Task objective: Lines containing the string "quod" are to be collected in full.

* start *

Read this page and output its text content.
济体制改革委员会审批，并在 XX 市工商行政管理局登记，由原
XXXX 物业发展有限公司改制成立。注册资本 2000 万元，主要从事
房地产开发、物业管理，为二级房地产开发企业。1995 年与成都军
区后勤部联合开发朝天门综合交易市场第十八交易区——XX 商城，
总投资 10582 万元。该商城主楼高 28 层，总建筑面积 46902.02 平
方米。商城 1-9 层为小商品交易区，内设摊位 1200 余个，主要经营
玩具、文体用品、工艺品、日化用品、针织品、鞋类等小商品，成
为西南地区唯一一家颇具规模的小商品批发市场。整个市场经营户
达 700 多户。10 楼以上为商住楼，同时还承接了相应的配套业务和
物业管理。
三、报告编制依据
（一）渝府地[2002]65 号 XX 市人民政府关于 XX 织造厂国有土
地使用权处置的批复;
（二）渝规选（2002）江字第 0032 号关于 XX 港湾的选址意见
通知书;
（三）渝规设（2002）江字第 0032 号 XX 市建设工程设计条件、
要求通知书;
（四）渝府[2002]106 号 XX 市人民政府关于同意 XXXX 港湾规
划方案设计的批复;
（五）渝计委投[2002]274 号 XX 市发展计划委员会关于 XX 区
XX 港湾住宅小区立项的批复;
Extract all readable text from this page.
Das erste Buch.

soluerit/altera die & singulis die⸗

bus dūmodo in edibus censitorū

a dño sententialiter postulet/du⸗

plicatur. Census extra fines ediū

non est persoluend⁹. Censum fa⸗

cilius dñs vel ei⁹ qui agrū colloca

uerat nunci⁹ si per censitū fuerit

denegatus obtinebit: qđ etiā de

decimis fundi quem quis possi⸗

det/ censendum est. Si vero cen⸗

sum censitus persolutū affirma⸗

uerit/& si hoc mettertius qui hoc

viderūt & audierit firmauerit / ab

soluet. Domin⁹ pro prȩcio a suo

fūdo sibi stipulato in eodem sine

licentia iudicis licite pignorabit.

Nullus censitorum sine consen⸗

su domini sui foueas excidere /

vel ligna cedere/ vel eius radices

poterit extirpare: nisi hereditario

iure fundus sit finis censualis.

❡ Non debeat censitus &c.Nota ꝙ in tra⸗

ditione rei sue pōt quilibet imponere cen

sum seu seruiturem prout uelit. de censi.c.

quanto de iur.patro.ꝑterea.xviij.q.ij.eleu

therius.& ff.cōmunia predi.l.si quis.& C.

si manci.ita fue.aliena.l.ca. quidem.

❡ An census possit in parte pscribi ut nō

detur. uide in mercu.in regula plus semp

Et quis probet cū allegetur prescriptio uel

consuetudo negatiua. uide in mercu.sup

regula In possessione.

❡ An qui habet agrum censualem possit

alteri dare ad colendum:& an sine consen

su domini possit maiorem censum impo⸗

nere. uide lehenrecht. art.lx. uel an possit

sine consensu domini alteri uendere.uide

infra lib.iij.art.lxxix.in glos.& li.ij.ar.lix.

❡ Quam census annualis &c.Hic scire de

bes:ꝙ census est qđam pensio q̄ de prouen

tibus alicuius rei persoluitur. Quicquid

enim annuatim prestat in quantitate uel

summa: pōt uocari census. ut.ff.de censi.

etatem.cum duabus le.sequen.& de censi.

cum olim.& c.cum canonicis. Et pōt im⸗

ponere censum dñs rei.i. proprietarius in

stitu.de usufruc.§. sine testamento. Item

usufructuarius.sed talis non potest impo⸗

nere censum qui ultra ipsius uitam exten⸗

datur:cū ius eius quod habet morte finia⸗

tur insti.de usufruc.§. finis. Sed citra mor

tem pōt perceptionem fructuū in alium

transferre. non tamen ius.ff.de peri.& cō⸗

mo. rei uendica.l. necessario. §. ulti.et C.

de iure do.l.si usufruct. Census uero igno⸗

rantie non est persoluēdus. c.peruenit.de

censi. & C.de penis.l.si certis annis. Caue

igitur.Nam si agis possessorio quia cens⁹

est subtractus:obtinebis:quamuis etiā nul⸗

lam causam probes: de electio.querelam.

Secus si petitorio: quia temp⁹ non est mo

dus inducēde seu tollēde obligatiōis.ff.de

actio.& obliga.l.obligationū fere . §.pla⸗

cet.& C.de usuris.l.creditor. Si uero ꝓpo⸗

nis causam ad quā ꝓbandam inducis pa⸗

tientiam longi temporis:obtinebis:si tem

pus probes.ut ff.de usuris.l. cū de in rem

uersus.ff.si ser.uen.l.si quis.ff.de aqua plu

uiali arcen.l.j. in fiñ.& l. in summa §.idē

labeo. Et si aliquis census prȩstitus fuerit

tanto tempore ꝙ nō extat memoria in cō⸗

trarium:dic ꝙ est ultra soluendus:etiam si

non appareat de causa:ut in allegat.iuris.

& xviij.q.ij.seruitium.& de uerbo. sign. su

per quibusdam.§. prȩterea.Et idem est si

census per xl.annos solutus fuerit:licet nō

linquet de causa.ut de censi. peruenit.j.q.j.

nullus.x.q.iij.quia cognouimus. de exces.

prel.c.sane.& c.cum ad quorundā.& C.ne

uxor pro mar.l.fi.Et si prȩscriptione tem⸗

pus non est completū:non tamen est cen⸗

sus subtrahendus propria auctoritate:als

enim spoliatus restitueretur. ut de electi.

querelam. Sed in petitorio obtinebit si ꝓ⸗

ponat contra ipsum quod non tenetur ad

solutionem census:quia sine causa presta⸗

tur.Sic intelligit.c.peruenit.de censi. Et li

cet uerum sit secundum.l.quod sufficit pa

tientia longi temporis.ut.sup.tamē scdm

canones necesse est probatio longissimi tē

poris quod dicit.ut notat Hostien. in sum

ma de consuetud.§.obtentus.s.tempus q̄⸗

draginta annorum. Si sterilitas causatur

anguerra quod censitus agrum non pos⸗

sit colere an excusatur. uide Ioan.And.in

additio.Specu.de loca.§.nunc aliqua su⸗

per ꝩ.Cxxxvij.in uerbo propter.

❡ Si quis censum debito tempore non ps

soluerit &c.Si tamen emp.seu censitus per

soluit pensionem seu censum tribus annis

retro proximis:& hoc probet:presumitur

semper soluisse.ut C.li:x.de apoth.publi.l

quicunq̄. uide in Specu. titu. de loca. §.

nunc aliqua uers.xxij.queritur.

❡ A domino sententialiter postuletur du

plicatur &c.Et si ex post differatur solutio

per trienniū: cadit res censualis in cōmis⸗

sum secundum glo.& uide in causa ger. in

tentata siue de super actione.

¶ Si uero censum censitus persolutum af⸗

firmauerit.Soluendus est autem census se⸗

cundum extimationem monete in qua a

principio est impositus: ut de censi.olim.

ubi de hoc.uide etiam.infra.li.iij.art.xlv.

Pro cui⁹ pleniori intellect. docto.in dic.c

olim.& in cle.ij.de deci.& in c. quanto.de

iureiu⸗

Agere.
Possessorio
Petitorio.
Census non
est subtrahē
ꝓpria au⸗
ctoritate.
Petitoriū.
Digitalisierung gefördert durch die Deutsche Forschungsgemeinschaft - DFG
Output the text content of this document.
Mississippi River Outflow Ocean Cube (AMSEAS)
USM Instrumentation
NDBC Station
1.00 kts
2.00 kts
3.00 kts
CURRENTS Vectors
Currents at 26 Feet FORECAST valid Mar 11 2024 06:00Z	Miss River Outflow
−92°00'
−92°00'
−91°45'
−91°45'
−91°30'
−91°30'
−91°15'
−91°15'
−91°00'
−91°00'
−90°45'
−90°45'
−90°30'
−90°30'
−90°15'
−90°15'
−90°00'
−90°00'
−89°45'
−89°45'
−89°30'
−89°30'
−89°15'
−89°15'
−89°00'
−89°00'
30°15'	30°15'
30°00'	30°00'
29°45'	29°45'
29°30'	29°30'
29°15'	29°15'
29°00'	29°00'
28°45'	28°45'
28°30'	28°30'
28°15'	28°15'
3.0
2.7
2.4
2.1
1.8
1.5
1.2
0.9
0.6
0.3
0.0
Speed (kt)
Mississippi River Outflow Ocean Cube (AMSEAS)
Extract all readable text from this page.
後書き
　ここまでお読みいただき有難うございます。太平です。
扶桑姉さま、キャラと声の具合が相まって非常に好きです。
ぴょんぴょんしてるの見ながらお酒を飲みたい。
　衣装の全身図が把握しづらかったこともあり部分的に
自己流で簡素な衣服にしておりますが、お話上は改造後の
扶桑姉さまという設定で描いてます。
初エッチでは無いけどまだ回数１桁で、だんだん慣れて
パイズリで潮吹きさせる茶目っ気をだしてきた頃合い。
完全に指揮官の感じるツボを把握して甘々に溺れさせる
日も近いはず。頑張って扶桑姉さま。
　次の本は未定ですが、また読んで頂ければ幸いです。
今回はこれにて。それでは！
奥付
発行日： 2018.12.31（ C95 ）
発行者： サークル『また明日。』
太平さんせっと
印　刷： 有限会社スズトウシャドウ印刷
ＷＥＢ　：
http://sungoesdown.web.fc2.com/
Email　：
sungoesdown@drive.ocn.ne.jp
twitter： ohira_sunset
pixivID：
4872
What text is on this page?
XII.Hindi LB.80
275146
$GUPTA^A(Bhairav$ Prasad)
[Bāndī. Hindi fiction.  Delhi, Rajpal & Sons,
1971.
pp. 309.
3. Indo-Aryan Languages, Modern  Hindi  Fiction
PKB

* end *

Finished answer:
datur:cū ius eius quod habet morte finia⸗
ponat contra ipsum quod non tenetur ad
cet uerum sit secundum.l.quod sufficit pa
poris quod dicit.ut notat Hostien. in sum
anguerra quod censitus agrum non pos⸗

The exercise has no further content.